== To do ==
1: From the text on where to look while playing from memory, copy everything from "Completely depends on" down to "bowing, occasionally fingering." word for word.
2: In the text on where to look while playing from memory, which piece is named for a favorite moment of Heifetz staring at the bow?

== Selected extract ==
********************

Based on advice from other blogs (I think this one came from "The Bulletproof Musician"?) I used to focus on various geometric shapes on the ground a few feet away from me while playing from memory. Recently, though -- based on the notion that it never hurts to emulate Heifetz -- I've started looking seriously at the bow and fingerboard while I play from memory, even in performance. In all the videos I've ever seen of Heifetz, he seems to be doing some serious self-examination while performing. (For a favorite moment, see the first phrase from the lyrical section of "Scherzo Tarantella"; you can feel the concentration and see him staring at the bow!)
Completely depends on whether it's a solo or with others.
I selected "Actively look at fingers or bow"
I still consider myself a beginner after 3 3/4 years so when I do memorize a piece it is usually to work on bowing, occasionally fingering.
By working on bowing there is watching to see that I'm bowing straight and staying where I want to be on the string. And there is memorizing to allow playing the same exercise with different parts of the bow and with different articulations, I sometimes close my eyes during these exercises.

********************

== Data excerpt ==
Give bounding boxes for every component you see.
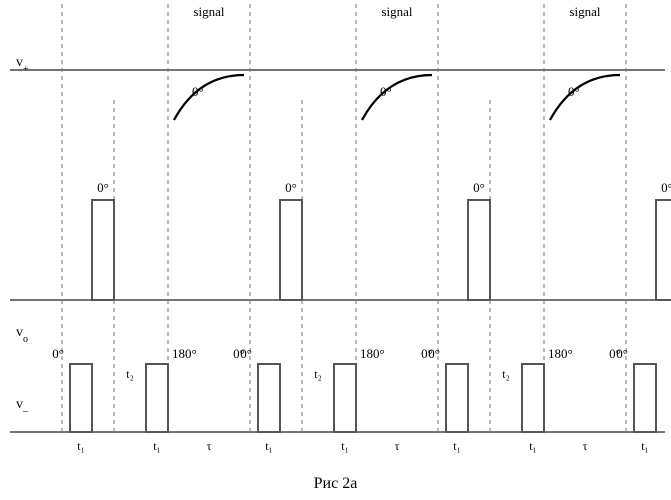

********************

== Task-by-task solutions ==
1:
Completely depends on whether it's a solo or with others.
I selected "Actively look at fingers or bow"
I still consider myself a beginner after 3 3/4 years so when I do memorize a piece it is usually to work on bowing, occasionally fingering.

2: "Scherzo Tarantella"